== EXERCISE AIM ==
Search the entries below. Return every line that has "Device" in it.

----------------------------------------

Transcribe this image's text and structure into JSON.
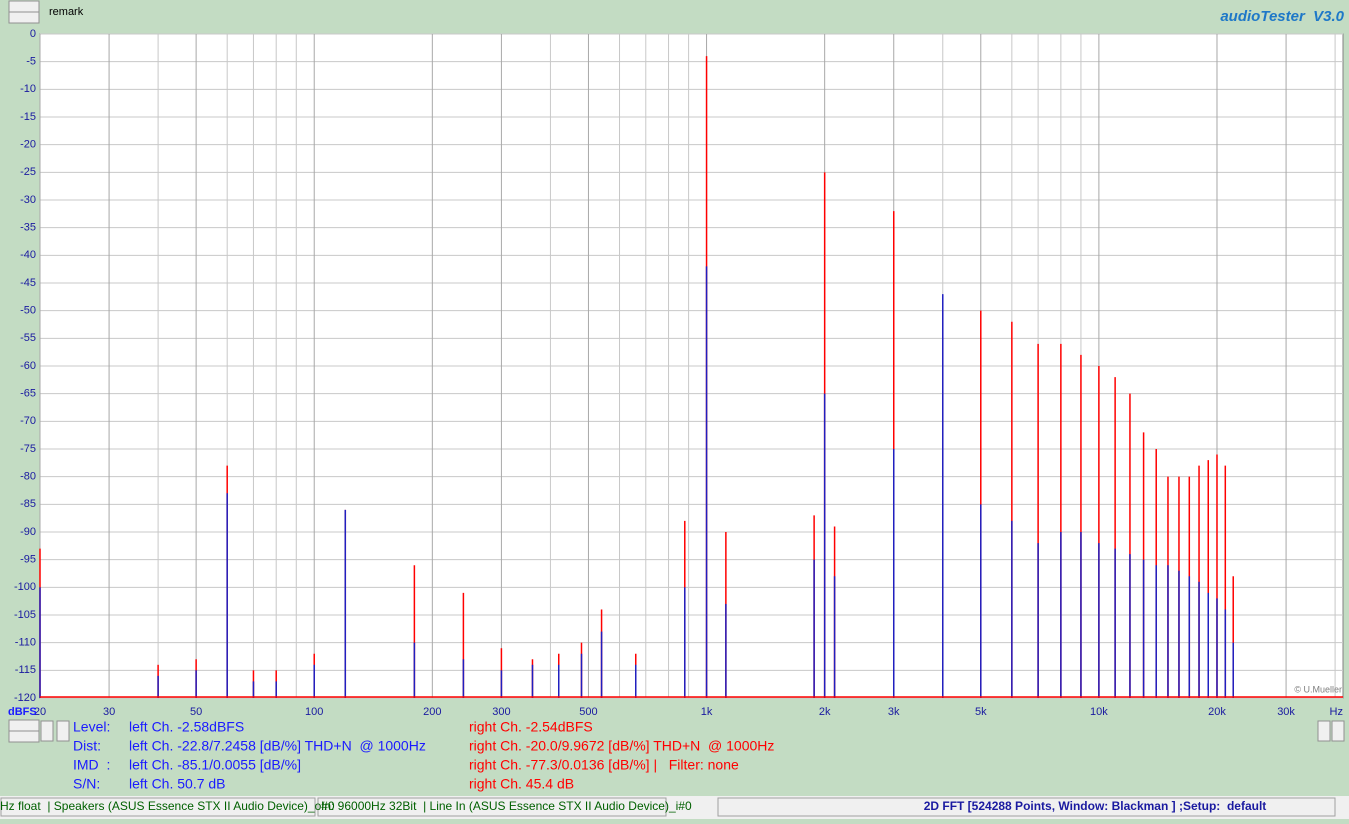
{
  "header": {
    "remark": "remark",
    "app_title": "audioTester  V3.0"
  },
  "chart_data": {
    "type": "spectrum",
    "y_label": "dBFS",
    "x_label": "Hz",
    "credit": "© U.Mueller",
    "x": [
      20,
      40,
      50,
      60,
      70,
      80,
      100,
      120,
      180,
      240,
      300,
      360,
      420,
      480,
      540,
      660,
      880,
      1000,
      1120,
      1880,
      2000,
      2120,
      3000,
      4000,
      5000,
      6000,
      7000,
      8000,
      9000,
      10000,
      11000,
      12000,
      13000,
      14000,
      15000,
      16000,
      17000,
      18000,
      19000,
      20000,
      21000,
      22000
    ],
    "series": [
      {
        "name": "right Ch.",
        "color": "#ff0000",
        "values": [
          -93,
          -114,
          -113,
          -78,
          -115,
          -115,
          -112,
          -86,
          -96,
          -101,
          -111,
          -113,
          -112,
          -110,
          -104,
          -112,
          -88,
          -4,
          -90,
          -87,
          -25,
          -89,
          -32,
          -50,
          -50,
          -52,
          -56,
          -56,
          -58,
          -60,
          -62,
          -65,
          -72,
          -75,
          -80,
          -80,
          -80,
          -78,
          -77,
          -76,
          -78,
          -98
        ]
      },
      {
        "name": "left Ch.",
        "color": "#2020c0",
        "values": [
          -100,
          -116,
          -115,
          -83,
          -117,
          -117,
          -114,
          -86,
          -110,
          -113,
          -115,
          -114,
          -114,
          -112,
          -108,
          -114,
          -100,
          -42,
          -103,
          -95,
          -65,
          -98,
          -75,
          -47,
          -85,
          -88,
          -92,
          -90,
          -90,
          -92,
          -93,
          -94,
          -95,
          -96,
          -96,
          -97,
          -98,
          -99,
          -101,
          -102,
          -104,
          -110
        ]
      }
    ],
    "log_x": true,
    "xlim": [
      20,
      41900
    ],
    "xticks": [
      20,
      30,
      50,
      100,
      200,
      300,
      500,
      {
        "value": 1000,
        "label": "1k"
      },
      {
        "value": 2000,
        "label": "2k"
      },
      {
        "value": 3000,
        "label": "3k"
      },
      {
        "value": 5000,
        "label": "5k"
      },
      {
        "value": 10000,
        "label": "10k"
      },
      {
        "value": 20000,
        "label": "20k"
      },
      {
        "value": 30000,
        "label": "30k"
      }
    ],
    "xgrid": [
      40,
      60,
      70,
      80,
      90,
      400,
      600,
      700,
      800,
      900,
      4000,
      6000,
      7000,
      8000,
      9000,
      40000
    ],
    "ylim": [
      -120,
      0
    ],
    "yticks": [
      0,
      -5,
      -10,
      -15,
      -20,
      -25,
      -30,
      -35,
      -40,
      -45,
      -50,
      -55,
      -60,
      -65,
      -70,
      -75,
      -80,
      -85,
      -90,
      -95,
      -100,
      -105,
      -110,
      -115,
      -120
    ],
    "grid": true
  },
  "measurements": [
    [
      "Level:",
      "left Ch. -2.58dBFS",
      "right Ch. -2.54dBFS"
    ],
    [
      "Dist:",
      "left Ch. -22.8/7.2458 [dB/%] THD+N  @ 1000Hz",
      "right Ch. -20.0/9.9672 [dB/%] THD+N  @ 1000Hz"
    ],
    [
      "IMD  :",
      "left Ch. -85.1/0.0055 [dB/%]",
      "right Ch. -77.3/0.0136 [dB/%] |   Filter: none"
    ],
    [
      "S/N:",
      "left Ch. 50.7 dB",
      "right Ch. 45.4 dB"
    ]
  ],
  "status_bar": [
    "Hz float  | Speakers (ASUS Essence STX II Audio Device)_o#0",
    "In: 96000Hz 32Bit  | Line In (ASUS Essence STX II Audio Device)_i#0",
    "2D FFT [524288 Points, Window: Blackman ] ;Setup:  default"
  ]
}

----------------------------------------

== EXERCISE RESPONSE ==
    "Hz float  | Speakers (ASUS Essence STX II Audio Device)_o#0",
    "In: 96000Hz 32Bit  | Line In (ASUS Essence STX II Audio Device)_i#0",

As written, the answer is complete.